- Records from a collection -

>>>

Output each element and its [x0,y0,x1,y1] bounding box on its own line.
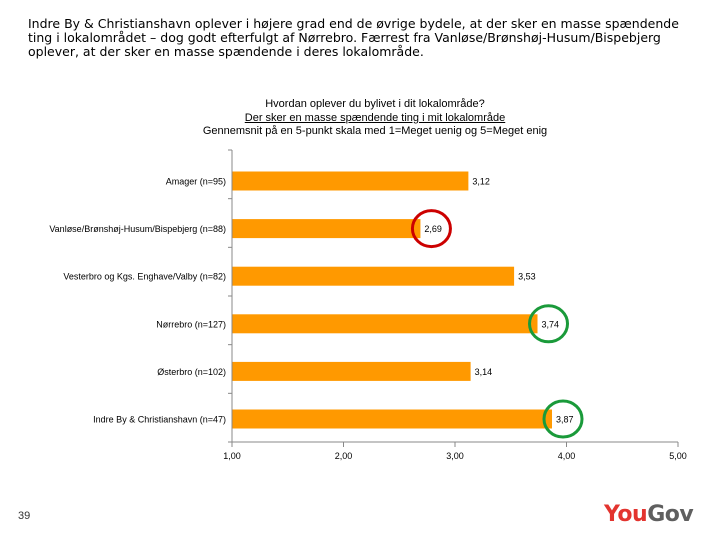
chart-title-statement: Der sker en masse spændende ting i mit l… [244,111,506,124]
value-label: 3,12 [472,177,490,187]
x-tick-label: 1,00 [223,451,241,461]
category-label: Østerbro (n=102) [157,367,226,377]
value-label: 3,53 [518,272,536,282]
category-label: Vanløse/Brønshøj-Husum/Bispebjerg (n=88) [49,224,226,234]
bar [232,266,515,286]
value-label: 3,74 [542,319,560,329]
highlight-circle [542,399,584,439]
bar [232,219,421,239]
highlight-circle [528,304,570,344]
chart-title-scale: Gennemsnit på en 5-punkt skala med 1=Meg… [202,125,548,137]
category-label: Vesterbro og Kgs. Enghave/Valby (n=82) [63,272,226,282]
logo-part-gov: Gov [647,502,694,527]
x-tick-label: 3,00 [446,451,464,461]
bar [232,314,538,334]
intro-text: Indre By & Christianshavn oplever i høje… [28,16,679,59]
yougov-logo: YouGov [604,502,694,527]
chart-title-question: Hvordan oplever du bylivet i dit lokalom… [265,98,485,110]
x-tick-label: 2,00 [335,451,353,461]
category-label: Indre By & Christianshavn (n=47) [93,415,226,425]
value-label: 2,69 [424,224,442,234]
logo-part-you: You [604,502,648,527]
page-number: 39 [18,510,31,522]
bar-chart: Amager (n=95) 3,12 Vanløse/Brønshøj-Husum/… [49,149,687,461]
x-tick-label: 5,00 [669,451,687,461]
chart-title: Hvordan oplever du bylivet i dit lokalom… [130,98,620,139]
bar [232,361,471,381]
category-label: Amager (n=95) [166,177,226,187]
value-label: 3,14 [475,367,493,377]
value-label: 3,87 [556,415,574,425]
x-tick-label: 4,00 [558,451,576,461]
bar [232,171,469,191]
category-label: Nørrebro (n=127) [156,319,226,329]
highlight-circle [410,209,452,249]
bar [232,409,553,429]
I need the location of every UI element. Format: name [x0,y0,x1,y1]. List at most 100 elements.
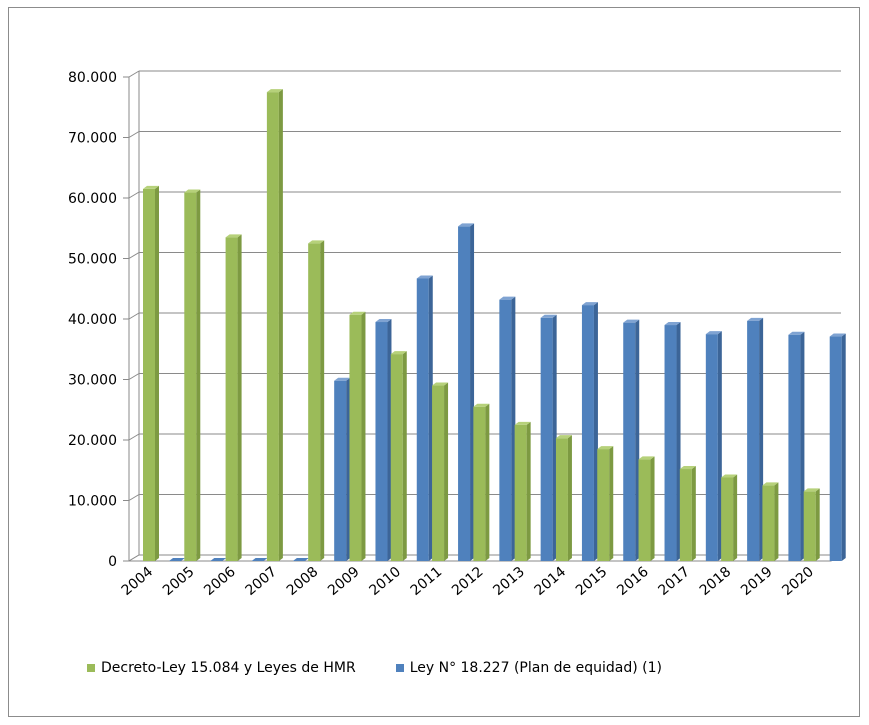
gridline-diagonal [128,191,140,199]
y-tick-label: 40.000 [68,312,117,328]
bar-side [485,403,490,561]
bar-side [800,331,805,561]
bar-front [679,469,692,561]
bar-top [334,377,351,381]
x-tick-label: 2008 [284,564,322,599]
x-tick-label: 2017 [655,564,693,599]
x-tick-label: 2011 [408,564,446,599]
bar-side [774,482,779,561]
bar-top [788,331,805,335]
bar-series-1 [225,234,242,561]
y-tick-label: 10.000 [68,494,117,510]
bar-side [526,421,531,561]
bar-front [788,334,801,561]
gridline-diagonal [128,70,140,78]
bar-series-2 [581,302,598,561]
bar-side [196,189,201,561]
bar-series-1 [432,382,449,561]
x-tick-label: 2010 [366,564,404,599]
bar-top [375,319,392,323]
legend-swatch-series-1 [87,664,95,672]
bar-front [308,243,321,561]
bar-front [334,380,347,561]
x-tick-label: 2015 [573,564,611,599]
x-tick-label: 2020 [779,564,817,599]
bar-side [759,317,764,561]
bar-top [143,185,159,189]
bar-front [390,354,403,561]
bar-top [679,466,696,470]
x-tick-label: 2009 [325,564,363,599]
bar-front [416,278,429,561]
bar-front [514,424,527,561]
bar-top [581,302,598,306]
gridline-diagonal [128,494,140,501]
bar-series-2 [169,558,185,561]
bar-series-1 [514,421,531,561]
bar-front [803,491,816,561]
bar-series-1 [762,482,779,561]
bar-top [555,435,572,439]
gridline-diagonal [128,312,140,320]
bar-series-2 [416,275,433,561]
bar-front [225,237,238,561]
bar-series-2 [664,322,681,561]
bar-series-1 [308,240,325,561]
gridline-diagonal [128,131,140,138]
gridline-diagonal [128,433,140,441]
y-tick-label: 20.000 [68,433,117,449]
bar-top [499,296,516,300]
y-tick-label: 70.000 [68,131,117,147]
bar-side [691,466,696,561]
bar-top [266,89,283,93]
bar-zero [169,558,185,561]
bar-series-1 [349,311,366,561]
bar-zero [210,558,227,561]
bar-top [638,456,655,460]
bar-front [597,449,610,561]
x-tick-label: 2004 [119,564,157,599]
legend: Decreto-Ley 15.084 y Leyes de HMR Ley N°… [87,660,662,676]
bar-series-1 [803,488,820,561]
bar-top [458,223,475,227]
bar-front [432,385,445,561]
y-tick-label: 30.000 [68,373,117,389]
bar-side [635,319,640,561]
x-tick-label: 2012 [449,564,487,599]
gridline-diagonal [128,373,140,380]
bar-top [803,488,820,492]
bar-top [308,240,325,244]
bar-series-2 [829,333,846,561]
bar-series-2 [375,319,392,561]
bar-series-1 [473,403,490,561]
bar-front [721,477,734,561]
bar-side [841,333,846,561]
bar-top [540,314,557,318]
x-tick-label: 2016 [614,564,652,599]
bar-side [552,314,557,561]
bar-series-1 [390,351,407,561]
bar-front [555,438,568,561]
x-tick-label: 2005 [160,564,198,599]
bar-front [581,305,594,561]
bar-top [473,403,490,407]
bar-top [762,482,779,486]
bar-top [664,322,681,326]
x-tick-label: 2007 [243,564,281,599]
bar-front [184,192,197,561]
bar-zero [292,558,309,561]
bar-series-2 [623,319,640,561]
bar-side [237,234,242,561]
bar-front [623,322,636,561]
bar-series-1 [266,89,283,561]
bar-front [499,299,512,561]
bar-side [470,223,475,561]
legend-swatch-series-2 [395,664,404,672]
bar-top [623,319,640,323]
bar-side [387,319,392,561]
bar-series-2 [334,377,351,561]
bar-top [721,474,738,478]
bar-series-2 [499,296,516,561]
x-tick-label: 2006 [201,564,239,599]
chart-frame: 0 10.000 20.000 30.000 40.000 50.000 60.000 70.… [8,7,860,717]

<<<

- Directions for this task -
Give all of the data above as a Markdown table with a "No." column for the row number and a "Line" column for the line. Leave out blank lines and the pictures.

- Worked answer -
| No. | Line |
|---|---|
| 1 | Output each element and its [x0,y0,x1,y1] bounding box on its own line. |
| 2 | chart-title-statement: Der sker en masse spændende ting i mit l… [244,111,506,124] |
| 3 | value-label: 3,12 [472,177,490,187] |
| 4 | x-tick-label: 1,00 [223,451,241,461] |
| 5 | category-label: Østerbro (n=102) [157,367,226,377] |
| 6 | value-label: 3,53 [518,272,536,282] |
| 7 | category-label: Vanløse/Brønshøj-Husum/Bispebjerg (n=88) [49,224,226,234] |
| 8 | bar [232,266,515,286] |
| 9 | value-label: 3,74 [542,319,560,329] |
| 10 | highlight-circle [542,399,584,439] |
| 11 | bar [232,219,421,239] |
| 12 | highlight-circle [528,304,570,344] |
| 13 | chart-title-scale: Gennemsnit på en 5-punkt skala med 1=Meg… [202,125,548,137] |
| 14 | category-label: Vesterbro og Kgs. Enghave/Valby (n=82) [63,272,226,282] |
| 15 | logo-part-gov: Gov [647,502,694,527] |
| 16 | x-tick-label: 3,00 [446,451,464,461] |
| 17 | bar [232,314,538,334] |
| 18 | intro-text: Indre By & Christianshavn oplever i høje… [28,16,679,59] |
| 19 | yougov-logo: YouGov [604,502,694,527] |
| 20 | chart-title-question: Hvordan oplever du bylivet i dit lokalom… [265,98,485,110] |
| 21 | x-tick-label: 2,00 [335,451,353,461] |
| 22 | category-label: Indre By & Christianshavn (n=47) [93,415,226,425] |
| 23 | value-label: 2,69 [424,224,442,234] |
| 24 | logo-part-you: You [604,502,648,527] |
| 25 | page-number: 39 [18,510,31,522] |
| 26 | bar-chart: Amager (n=95) 3,12 Vanløse/Brønshøj-Husum/… [49,149,687,461] |
| 27 | x-tick-label: 5,00 [669,451,687,461] |
| 28 | chart-title: Hvordan oplever du bylivet i dit lokalom… [130,98,620,139] |
| 29 | bar [232,361,471,381] |
| 30 | category-label: Amager (n=95) [166,177,226,187] |
| 31 | value-label: 3,14 [475,367,493,377] |
| 32 | value-label: 3,87 [556,415,574,425] |
| 33 | x-tick-label: 4,00 [558,451,576,461] |
| 34 | bar [232,171,469,191] |
| 35 | category-label: Nørrebro (n=127) [156,319,226,329] |
| 36 | highlight-circle [410,209,452,249] |
| 37 | bar [232,409,553,429] |
| 38 | I need the location of every UI element. Format: name [x0,y0,x1,y1]. List at most 100 elements. |
| 39 | gridline-diagonal [128,191,140,199] |
| 40 | y-tick-label: 40.000 [68,312,117,328] |
| 41 | bar-side [485,403,490,561] |
| 42 | bar-side [800,331,805,561] |
| 43 | bar-front [679,469,692,561] |
| 44 | bar-top [334,377,351,381] |
| 45 | x-tick-label: 2008 [284,564,322,599] |
| 46 | x-tick-label: 2017 [655,564,693,599] |
| 47 | x-tick-label: 2011 [408,564,446,599] |
| 48 | bar-side [774,482,779,561] |
| 49 | bar-top [788,331,805,335] |
| 50 | bar-series-1 [225,234,242,561] |
| 51 | y-tick-label: 10.000 [68,494,117,510] |
| 52 | bar-side [526,421,531,561] |
| 53 | bar-front [788,334,801,561] |
| 54 | gridline-diagonal [128,70,140,78] |
| 55 | bar-series-2 [581,302,598,561] |
| 56 | bar-side [196,189,201,561] |
| 57 | bar-series-1 [432,382,449,561] |
| 58 | x-tick-label: 2010 [366,564,404,599] |
| 59 | bar-top [375,319,392,323] |
| 60 | legend-swatch-series-1 [87,664,95,672] |
| 61 | bar-front [308,243,321,561] |
| 62 | bar-front [334,380,347,561] |
| 63 | x-tick-label: 2015 [573,564,611,599] |
| 64 | x-tick-label: 2020 [779,564,817,599] |
| 65 | bar-side [759,317,764,561] |
| 66 | bar-top [143,185,159,189] |
| 67 | bar-front [390,354,403,561] |
| 68 | bar-top [679,466,696,470] |
| 69 | x-tick-label: 2009 [325,564,363,599] |
| 70 | bar-front [416,278,429,561] |
| 71 | bar-front [514,424,527,561] |
| 72 | bar-top [581,302,598,306] |
| 73 | gridline-diagonal [128,494,140,501] |
| 74 | bar-series-2 [169,558,185,561] |
| 75 | bar-series-1 [514,421,531,561] |
| 76 | bar-front [803,491,816,561] |
| 77 | bar-series-1 [762,482,779,561] |
| 78 | bar-top [555,435,572,439] |
| 79 | gridline-diagonal [128,312,140,320] |
| 80 | bar-series-2 [416,275,433,561] |
| 81 | bar-front [225,237,238,561] |
| 82 | bar-series-2 [664,322,681,561] |
| 83 | bar-series-1 [308,240,325,561] |
| 84 | gridline-diagonal [128,131,140,138] |
| 85 | gridline-diagonal [128,433,140,441] |
| 86 | y-tick-label: 20.000 [68,433,117,449] |
| 87 | bar-top [499,296,516,300] |
| 88 | y-tick-label: 70.000 [68,131,117,147] |
| 89 | bar-side [691,466,696,561] |
| 90 | bar-top [266,89,283,93] |
| 91 | bar-zero [169,558,185,561] |
| 92 | bar-series-1 [349,311,366,561] |
| 93 | bar-zero [210,558,227,561] |
| 94 | bar-top [638,456,655,460] |
| 95 | bar-front [597,449,610,561] |
| 96 | x-tick-label: 2004 [119,564,157,599] |
| 97 | legend: Decreto-Ley 15.084 y Leyes de HMR Ley N°… [87,660,662,676] |
| 98 | bar-series-1 [803,488,820,561] |
| 99 | bar-top [458,223,475,227] |
| 100 | bar-front [432,385,445,561] |
| 101 | y-tick-label: 30.000 [68,373,117,389] |
| 102 | bar-side [635,319,640,561] |
| 103 | x-tick-label: 2012 [449,564,487,599] |
| 104 | gridline-diagonal [128,373,140,380] |
| 105 | bar-top [803,488,820,492] |
| 106 | bar-top [308,240,325,244] |
| 107 | bar-series-2 [829,333,846,561] |
| 108 | bar-series-2 [375,319,392,561] |
| 109 | bar-series-1 [473,403,490,561] |
| 110 | bar-front [721,477,734,561] |
| 111 | bar-side [841,333,846,561] |
| 112 | bar-top [540,314,557,318] |
| 113 | x-tick-label: 2016 [614,564,652,599] |
| 114 | bar-side [552,314,557,561] |
| 115 | bar-series-1 [390,351,407,561] |
| 116 | bar-front [555,438,568,561] |
| 117 | x-tick-label: 2005 [160,564,198,599] |
| 118 | bar-front [581,305,594,561] |
| 119 | bar-top [473,403,490,407] |
| 120 | bar-top [762,482,779,486] |
| 121 | bar-top [664,322,681,326] |
| 122 | x-tick-label: 2007 [243,564,281,599] |
| 123 | bar-front [184,192,197,561] |
| 124 | bar-zero [292,558,309,561] |
| 125 | bar-series-2 [623,319,640,561] |
| 126 | bar-side [237,234,242,561] |
| 127 | bar-front [623,322,636,561] |
| 128 | bar-series-1 [266,89,283,561] |
| 129 | bar-front [499,299,512,561] |
| 130 | bar-side [470,223,475,561] |
| 131 | legend-swatch-series-2 [395,664,404,672] |
| 132 | bar-top [623,319,640,323] |
| 133 | bar-side [387,319,392,561] |
| 134 | bar-series-2 [334,377,351,561] |
| 135 | bar-top [721,474,738,478] |
| 136 | bar-series-2 [499,296,516,561] |
| 137 | x-tick-label: 2006 [201,564,239,599] |
| 138 | chart-frame: 0 10.000 20.000 30.000 40.000 50.000 60.000 70.… [8,7,860,717] |